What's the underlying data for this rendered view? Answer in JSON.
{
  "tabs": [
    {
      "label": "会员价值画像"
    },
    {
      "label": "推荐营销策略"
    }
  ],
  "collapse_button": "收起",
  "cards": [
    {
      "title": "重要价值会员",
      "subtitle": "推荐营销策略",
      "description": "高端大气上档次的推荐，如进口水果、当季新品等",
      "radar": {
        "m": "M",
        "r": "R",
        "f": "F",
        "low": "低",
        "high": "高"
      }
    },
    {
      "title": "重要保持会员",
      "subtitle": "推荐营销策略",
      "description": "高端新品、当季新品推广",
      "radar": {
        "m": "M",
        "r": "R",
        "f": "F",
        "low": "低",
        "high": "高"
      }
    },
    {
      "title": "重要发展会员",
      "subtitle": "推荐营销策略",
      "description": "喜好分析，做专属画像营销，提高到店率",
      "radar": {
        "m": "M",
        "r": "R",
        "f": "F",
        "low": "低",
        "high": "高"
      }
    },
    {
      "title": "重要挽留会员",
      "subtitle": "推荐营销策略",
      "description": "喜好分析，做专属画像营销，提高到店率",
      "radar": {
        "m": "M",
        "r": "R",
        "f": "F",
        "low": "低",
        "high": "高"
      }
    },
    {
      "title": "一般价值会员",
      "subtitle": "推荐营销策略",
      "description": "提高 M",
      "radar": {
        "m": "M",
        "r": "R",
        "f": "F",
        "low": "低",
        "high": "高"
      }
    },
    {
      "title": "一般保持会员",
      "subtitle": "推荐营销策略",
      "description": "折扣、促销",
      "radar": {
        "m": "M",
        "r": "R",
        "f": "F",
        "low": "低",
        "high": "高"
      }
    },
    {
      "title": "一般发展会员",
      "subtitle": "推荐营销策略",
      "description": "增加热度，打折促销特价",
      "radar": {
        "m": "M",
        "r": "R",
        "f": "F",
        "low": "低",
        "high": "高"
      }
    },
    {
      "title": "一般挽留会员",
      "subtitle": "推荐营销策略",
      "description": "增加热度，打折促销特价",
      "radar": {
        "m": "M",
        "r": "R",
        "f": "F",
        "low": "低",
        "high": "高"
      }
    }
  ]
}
********************
● **Work instructions**:
Write out the data again, exactly and in full.

● **Output of the exercise**:
What's the underlying data for this rendered view? Answer in JSON.
{
  "tabs": [
    {
      "label": "会员价值画像"
    },
    {
      "label": "推荐营销策略"
    }
  ],
  "collapse_button": "收起",
  "cards": [
    {
      "title": "重要价值会员",
      "subtitle": "推荐营销策略",
      "description": "高端大气上档次的推荐，如进口水果、当季新品等",
      "radar": {
        "m": "M",
        "r": "R",
        "f": "F",
        "low": "低",
        "high": "高"
      }
    },
    {
      "title": "重要保持会员",
      "subtitle": "推荐营销策略",
      "description": "高端新品、当季新品推广",
      "radar": {
        "m": "M",
        "r": "R",
        "f": "F",
        "low": "低",
        "high": "高"
      }
    },
    {
      "title": "重要发展会员",
      "subtitle": "推荐营销策略",
      "description": "喜好分析，做专属画像营销，提高到店率",
      "radar": {
        "m": "M",
        "r": "R",
        "f": "F",
        "low": "低",
        "high": "高"
      }
    },
    {
      "title": "重要挽留会员",
      "subtitle": "推荐营销策略",
      "description": "喜好分析，做专属画像营销，提高到店率",
      "radar": {
        "m": "M",
        "r": "R",
        "f": "F",
        "low": "低",
        "high": "高"
      }
    },
    {
      "title": "一般价值会员",
      "subtitle": "推荐营销策略",
      "description": "提高 M",
      "radar": {
        "m": "M",
        "r": "R",
        "f": "F",
        "low": "低",
        "high": "高"
      }
    },
    {
      "title": "一般保持会员",
      "subtitle": "推荐营销策略",
      "description": "折扣、促销",
      "radar": {
        "m": "M",
        "r": "R",
        "f": "F",
        "low": "低",
        "high": "高"
      }
    },
    {
      "title": "一般发展会员",
      "subtitle": "推荐营销策略",
      "description": "增加热度，打折促销特价",
      "radar": {
        "m": "M",
        "r": "R",
        "f": "F",
        "low": "低",
        "high": "高"
      }
    },
    {
      "title": "一般挽留会员",
      "subtitle": "推荐营销策略",
      "description": "增加热度，打折促销特价",
      "radar": {
        "m": "M",
        "r": "R",
        "f": "F",
        "low": "低",
        "high": "高"
      }
    }
  ]
}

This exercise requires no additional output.